▶ _Aim_
Without including any images, reproduce each entry exactly.

▶ _Input data_
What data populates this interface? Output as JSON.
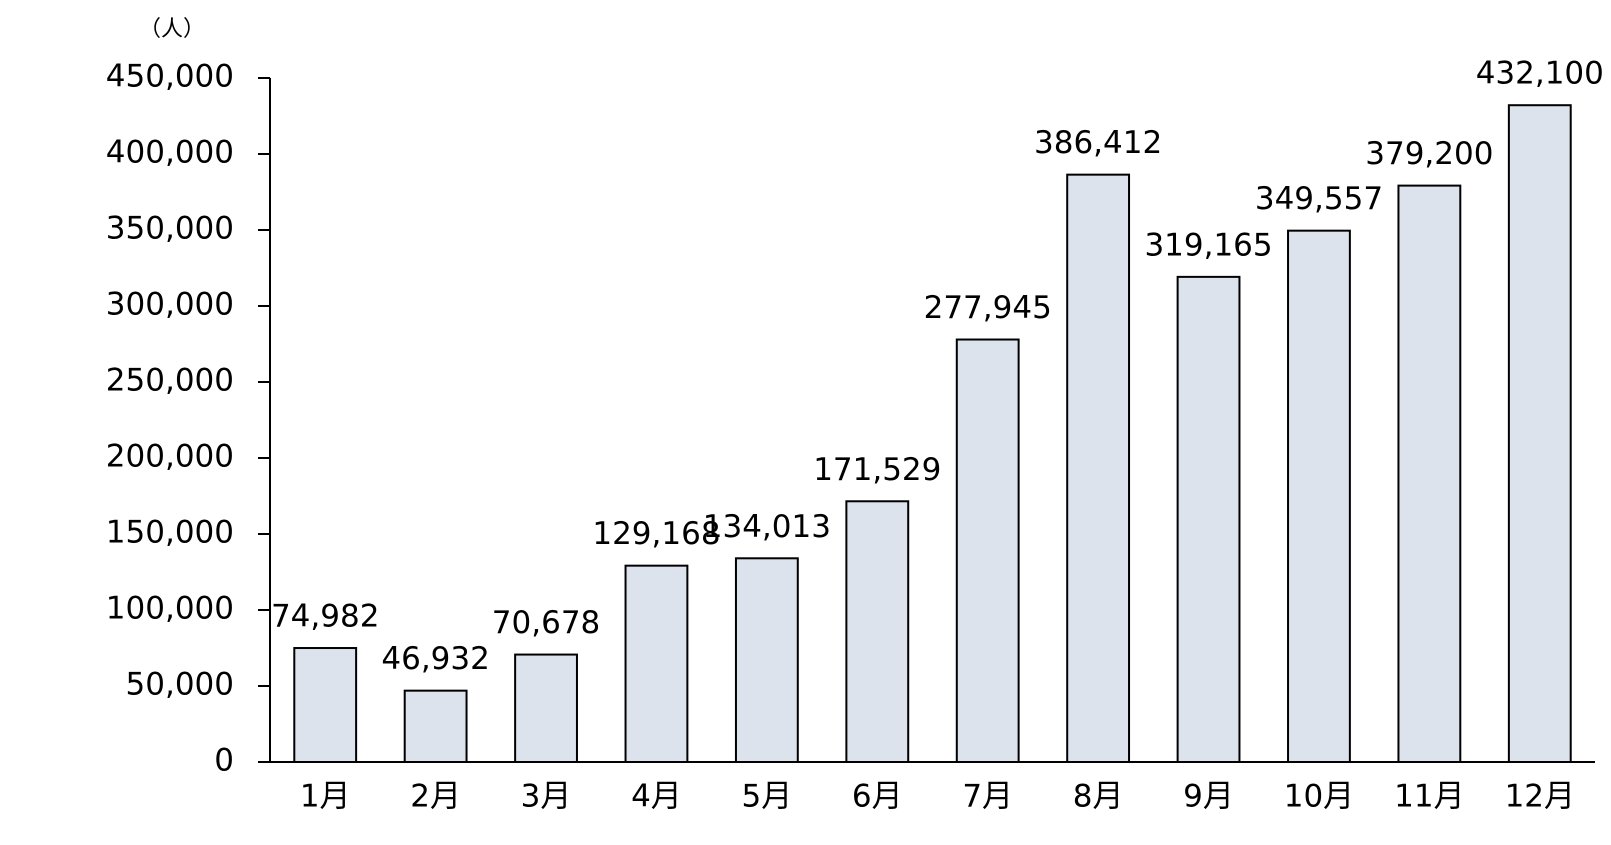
{
  "chart_data": {
    "type": "bar",
    "y_unit_label": "（人）",
    "categories": [
      "1月",
      "2月",
      "3月",
      "4月",
      "5月",
      "6月",
      "7月",
      "8月",
      "9月",
      "10月",
      "11月",
      "12月"
    ],
    "values": [
      74982,
      46932,
      70678,
      129168,
      134013,
      171529,
      277945,
      386412,
      319165,
      349557,
      379200,
      432100
    ],
    "value_labels": [
      "74,982",
      "46,932",
      "70,678",
      "129,168",
      "134,013",
      "171,529",
      "277,945",
      "386,412",
      "319,165",
      "349,557",
      "379,200",
      "432,100"
    ],
    "color": "#dde3ed",
    "ylim": [
      0,
      450000
    ],
    "yticks": [
      0,
      {
        "value": 50000,
        "label": "50,000"
      },
      {
        "value": 100000,
        "label": "100,000"
      },
      {
        "value": 150000,
        "label": "150,000"
      },
      {
        "value": 200000,
        "label": "200,000"
      },
      {
        "value": 250000,
        "label": "250,000"
      },
      {
        "value": 300000,
        "label": "300,000"
      },
      {
        "value": 350000,
        "label": "350,000"
      },
      {
        "value": 400000,
        "label": "400,000"
      },
      {
        "value": 450000,
        "label": "450,000"
      }
    ],
    "grid": false
  }
}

▶ _Output for this task_
What data populates this interface? Output as JSON.
{
  "chart_data": {
    "type": "bar",
    "y_unit_label": "（人）",
    "categories": [
      "1月",
      "2月",
      "3月",
      "4月",
      "5月",
      "6月",
      "7月",
      "8月",
      "9月",
      "10月",
      "11月",
      "12月"
    ],
    "values": [
      74982,
      46932,
      70678,
      129168,
      134013,
      171529,
      277945,
      386412,
      319165,
      349557,
      379200,
      432100
    ],
    "value_labels": [
      "74,982",
      "46,932",
      "70,678",
      "129,168",
      "134,013",
      "171,529",
      "277,945",
      "386,412",
      "319,165",
      "349,557",
      "379,200",
      "432,100"
    ],
    "color": "#dde3ed",
    "ylim": [
      0,
      450000
    ],
    "yticks": [
      0,
      {
        "value": 50000,
        "label": "50,000"
      },
      {
        "value": 100000,
        "label": "100,000"
      },
      {
        "value": 150000,
        "label": "150,000"
      },
      {
        "value": 200000,
        "label": "200,000"
      },
      {
        "value": 250000,
        "label": "250,000"
      },
      {
        "value": 300000,
        "label": "300,000"
      },
      {
        "value": 350000,
        "label": "350,000"
      },
      {
        "value": 400000,
        "label": "400,000"
      },
      {
        "value": 450000,
        "label": "450,000"
      }
    ],
    "grid": false
  }
}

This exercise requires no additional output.